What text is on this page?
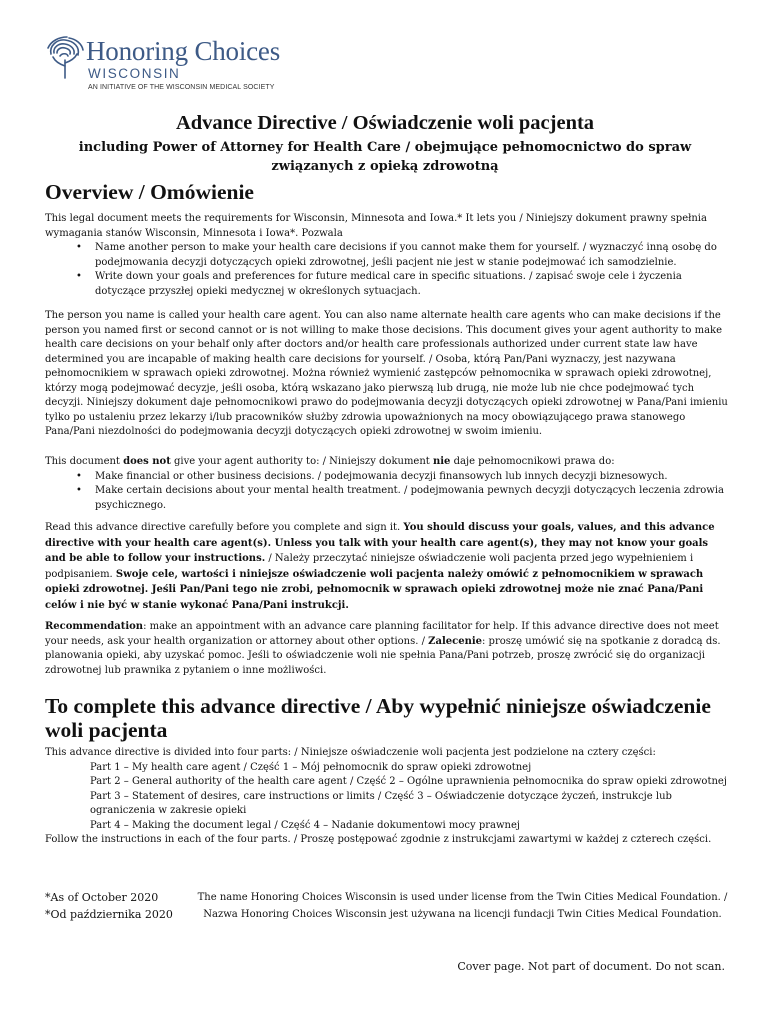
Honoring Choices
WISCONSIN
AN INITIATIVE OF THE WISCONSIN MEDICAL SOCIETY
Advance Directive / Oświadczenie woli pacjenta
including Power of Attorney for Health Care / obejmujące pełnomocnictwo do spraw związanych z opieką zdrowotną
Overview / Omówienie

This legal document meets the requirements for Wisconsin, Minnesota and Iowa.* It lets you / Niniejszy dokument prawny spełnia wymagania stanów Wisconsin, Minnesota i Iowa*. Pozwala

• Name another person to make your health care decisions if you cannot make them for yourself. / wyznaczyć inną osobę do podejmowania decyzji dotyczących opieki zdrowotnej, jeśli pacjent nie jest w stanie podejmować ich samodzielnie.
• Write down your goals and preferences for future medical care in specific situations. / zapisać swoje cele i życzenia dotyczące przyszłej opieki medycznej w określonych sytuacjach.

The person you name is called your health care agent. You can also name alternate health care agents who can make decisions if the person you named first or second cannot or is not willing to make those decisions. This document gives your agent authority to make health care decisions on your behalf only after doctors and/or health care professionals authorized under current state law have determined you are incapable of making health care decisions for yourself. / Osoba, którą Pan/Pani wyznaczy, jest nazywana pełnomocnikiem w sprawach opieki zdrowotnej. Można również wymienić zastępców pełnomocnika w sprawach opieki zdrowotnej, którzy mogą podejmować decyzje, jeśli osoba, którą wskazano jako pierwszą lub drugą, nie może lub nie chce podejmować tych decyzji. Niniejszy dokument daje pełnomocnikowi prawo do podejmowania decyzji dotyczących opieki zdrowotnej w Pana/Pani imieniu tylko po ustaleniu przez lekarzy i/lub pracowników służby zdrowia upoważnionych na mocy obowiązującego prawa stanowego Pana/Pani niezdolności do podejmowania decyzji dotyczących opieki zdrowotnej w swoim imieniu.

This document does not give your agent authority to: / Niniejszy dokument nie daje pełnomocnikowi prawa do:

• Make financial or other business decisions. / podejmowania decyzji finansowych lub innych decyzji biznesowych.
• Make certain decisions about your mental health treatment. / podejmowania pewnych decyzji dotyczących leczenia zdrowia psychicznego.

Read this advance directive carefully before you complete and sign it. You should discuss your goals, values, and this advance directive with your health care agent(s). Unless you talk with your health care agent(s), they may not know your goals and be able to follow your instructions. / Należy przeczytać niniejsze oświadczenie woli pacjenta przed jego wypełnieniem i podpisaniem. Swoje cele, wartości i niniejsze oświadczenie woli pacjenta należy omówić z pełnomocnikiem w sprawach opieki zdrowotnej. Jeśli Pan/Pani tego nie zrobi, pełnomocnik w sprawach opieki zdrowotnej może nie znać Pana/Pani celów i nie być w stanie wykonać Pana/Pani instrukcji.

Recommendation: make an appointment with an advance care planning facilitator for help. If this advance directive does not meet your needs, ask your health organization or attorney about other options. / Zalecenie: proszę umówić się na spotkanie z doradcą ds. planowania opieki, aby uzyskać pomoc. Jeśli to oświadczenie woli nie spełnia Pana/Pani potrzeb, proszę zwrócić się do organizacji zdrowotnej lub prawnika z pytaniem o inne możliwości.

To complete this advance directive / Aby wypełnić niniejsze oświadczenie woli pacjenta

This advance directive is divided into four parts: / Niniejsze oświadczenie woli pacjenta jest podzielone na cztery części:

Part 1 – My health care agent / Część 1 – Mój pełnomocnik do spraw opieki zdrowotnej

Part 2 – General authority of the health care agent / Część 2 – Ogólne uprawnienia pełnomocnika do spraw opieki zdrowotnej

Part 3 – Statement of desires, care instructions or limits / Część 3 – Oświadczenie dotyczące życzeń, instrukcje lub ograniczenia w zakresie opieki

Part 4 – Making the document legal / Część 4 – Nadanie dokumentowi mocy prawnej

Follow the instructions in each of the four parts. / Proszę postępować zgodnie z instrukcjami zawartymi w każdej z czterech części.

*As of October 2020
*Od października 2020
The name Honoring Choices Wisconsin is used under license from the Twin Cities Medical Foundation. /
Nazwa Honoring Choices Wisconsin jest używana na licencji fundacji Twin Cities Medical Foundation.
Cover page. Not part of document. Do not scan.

- - - -

## What you should do
Exactly how many lines contain "parts"? State the number and nothing else.

## Reply
2